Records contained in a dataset
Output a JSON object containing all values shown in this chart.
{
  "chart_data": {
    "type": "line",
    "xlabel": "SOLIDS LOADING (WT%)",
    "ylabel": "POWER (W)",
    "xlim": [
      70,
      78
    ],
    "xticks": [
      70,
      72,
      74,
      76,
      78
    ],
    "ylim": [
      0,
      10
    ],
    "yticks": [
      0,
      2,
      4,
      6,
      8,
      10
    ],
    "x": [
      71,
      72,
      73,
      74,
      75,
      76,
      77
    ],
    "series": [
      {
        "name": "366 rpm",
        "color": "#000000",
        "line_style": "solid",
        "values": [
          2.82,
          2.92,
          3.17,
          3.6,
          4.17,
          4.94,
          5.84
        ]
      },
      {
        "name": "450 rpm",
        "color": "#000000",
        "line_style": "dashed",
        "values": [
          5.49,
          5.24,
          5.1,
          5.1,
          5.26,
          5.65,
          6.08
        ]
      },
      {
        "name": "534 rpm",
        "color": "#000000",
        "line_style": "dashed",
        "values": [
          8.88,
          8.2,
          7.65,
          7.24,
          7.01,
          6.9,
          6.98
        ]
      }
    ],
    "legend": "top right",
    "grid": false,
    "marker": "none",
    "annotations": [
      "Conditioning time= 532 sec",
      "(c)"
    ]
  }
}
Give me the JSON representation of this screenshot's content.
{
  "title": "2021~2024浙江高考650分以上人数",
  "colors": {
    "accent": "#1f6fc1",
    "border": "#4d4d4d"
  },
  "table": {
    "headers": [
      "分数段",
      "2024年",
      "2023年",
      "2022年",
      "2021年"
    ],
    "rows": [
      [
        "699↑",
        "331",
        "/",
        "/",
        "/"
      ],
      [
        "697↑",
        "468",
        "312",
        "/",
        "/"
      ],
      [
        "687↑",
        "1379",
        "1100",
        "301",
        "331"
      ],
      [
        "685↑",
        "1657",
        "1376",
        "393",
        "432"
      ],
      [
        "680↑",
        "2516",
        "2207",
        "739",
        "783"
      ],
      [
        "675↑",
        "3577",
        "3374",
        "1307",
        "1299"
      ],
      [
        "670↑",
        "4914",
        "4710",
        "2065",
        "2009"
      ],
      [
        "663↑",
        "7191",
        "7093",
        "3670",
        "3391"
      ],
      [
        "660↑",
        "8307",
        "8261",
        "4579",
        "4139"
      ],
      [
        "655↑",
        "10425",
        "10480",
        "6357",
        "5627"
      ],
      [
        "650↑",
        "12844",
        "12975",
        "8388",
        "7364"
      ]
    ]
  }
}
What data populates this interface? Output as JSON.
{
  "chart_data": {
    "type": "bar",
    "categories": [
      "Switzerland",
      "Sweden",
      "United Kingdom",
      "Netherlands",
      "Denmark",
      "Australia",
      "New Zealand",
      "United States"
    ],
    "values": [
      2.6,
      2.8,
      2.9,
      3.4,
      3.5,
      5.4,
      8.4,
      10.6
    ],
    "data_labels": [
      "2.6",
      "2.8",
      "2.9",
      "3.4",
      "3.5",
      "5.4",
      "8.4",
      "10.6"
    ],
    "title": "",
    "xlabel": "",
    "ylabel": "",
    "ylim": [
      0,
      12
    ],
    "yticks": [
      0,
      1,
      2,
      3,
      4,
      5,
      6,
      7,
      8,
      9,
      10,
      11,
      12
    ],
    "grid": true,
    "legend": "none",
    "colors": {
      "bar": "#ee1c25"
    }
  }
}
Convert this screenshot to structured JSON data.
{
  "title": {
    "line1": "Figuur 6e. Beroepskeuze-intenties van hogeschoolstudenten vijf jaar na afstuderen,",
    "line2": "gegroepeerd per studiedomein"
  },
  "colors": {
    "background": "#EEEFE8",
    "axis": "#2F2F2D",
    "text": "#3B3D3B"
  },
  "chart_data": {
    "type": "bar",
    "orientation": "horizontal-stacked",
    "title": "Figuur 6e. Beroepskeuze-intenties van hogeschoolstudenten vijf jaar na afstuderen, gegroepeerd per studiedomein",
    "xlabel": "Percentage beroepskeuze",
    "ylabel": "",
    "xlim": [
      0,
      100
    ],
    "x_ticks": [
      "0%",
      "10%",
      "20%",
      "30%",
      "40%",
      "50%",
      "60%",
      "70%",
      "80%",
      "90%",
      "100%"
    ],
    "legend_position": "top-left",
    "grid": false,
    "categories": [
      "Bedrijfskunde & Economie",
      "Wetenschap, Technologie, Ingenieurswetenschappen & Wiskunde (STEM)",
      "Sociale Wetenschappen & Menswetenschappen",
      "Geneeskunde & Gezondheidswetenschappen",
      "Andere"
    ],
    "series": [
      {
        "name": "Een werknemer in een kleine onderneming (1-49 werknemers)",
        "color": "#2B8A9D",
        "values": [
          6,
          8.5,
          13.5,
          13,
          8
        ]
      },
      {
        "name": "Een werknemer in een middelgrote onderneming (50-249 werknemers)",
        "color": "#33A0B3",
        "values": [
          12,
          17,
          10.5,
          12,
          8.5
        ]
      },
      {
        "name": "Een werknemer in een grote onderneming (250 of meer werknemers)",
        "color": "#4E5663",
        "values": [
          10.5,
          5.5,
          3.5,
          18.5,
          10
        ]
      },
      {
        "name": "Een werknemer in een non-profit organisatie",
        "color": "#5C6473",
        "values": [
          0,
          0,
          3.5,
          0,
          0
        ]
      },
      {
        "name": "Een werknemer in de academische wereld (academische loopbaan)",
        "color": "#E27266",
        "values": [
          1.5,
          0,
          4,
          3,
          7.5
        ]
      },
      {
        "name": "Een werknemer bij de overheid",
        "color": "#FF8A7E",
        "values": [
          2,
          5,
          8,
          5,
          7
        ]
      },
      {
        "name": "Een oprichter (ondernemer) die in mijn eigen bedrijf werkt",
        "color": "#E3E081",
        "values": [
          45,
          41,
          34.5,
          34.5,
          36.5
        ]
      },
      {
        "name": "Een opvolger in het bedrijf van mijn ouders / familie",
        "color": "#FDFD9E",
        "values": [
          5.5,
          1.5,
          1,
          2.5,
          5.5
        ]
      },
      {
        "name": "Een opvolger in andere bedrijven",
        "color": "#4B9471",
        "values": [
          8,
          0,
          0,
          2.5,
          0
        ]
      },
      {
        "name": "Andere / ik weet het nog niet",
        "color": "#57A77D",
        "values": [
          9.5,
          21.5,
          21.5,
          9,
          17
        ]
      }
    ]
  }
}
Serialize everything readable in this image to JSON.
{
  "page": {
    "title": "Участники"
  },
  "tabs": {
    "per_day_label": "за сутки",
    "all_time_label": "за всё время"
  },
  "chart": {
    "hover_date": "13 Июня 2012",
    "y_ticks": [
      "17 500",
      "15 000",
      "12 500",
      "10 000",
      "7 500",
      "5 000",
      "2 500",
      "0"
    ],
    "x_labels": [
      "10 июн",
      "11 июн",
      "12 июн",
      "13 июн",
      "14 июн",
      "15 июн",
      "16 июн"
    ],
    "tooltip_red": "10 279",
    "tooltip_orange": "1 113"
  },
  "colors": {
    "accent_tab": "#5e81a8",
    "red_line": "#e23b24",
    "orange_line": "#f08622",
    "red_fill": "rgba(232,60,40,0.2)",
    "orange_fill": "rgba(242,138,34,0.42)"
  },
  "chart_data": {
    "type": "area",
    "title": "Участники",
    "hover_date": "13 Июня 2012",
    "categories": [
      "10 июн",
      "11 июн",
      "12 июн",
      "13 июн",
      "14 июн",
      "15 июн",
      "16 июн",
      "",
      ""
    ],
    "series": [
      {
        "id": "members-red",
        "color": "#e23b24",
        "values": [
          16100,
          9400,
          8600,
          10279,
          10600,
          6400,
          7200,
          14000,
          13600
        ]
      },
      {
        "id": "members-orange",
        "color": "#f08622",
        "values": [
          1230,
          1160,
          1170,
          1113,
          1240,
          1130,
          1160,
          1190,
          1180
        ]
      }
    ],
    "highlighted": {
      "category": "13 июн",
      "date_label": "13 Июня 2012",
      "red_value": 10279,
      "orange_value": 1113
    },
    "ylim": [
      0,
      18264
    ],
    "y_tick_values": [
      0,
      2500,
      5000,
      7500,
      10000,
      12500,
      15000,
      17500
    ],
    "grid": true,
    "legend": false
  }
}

What you are asked to do: Check each line of the material above for "this" and say how many lines contain it, giving the number alone.

Answer to the problem: 5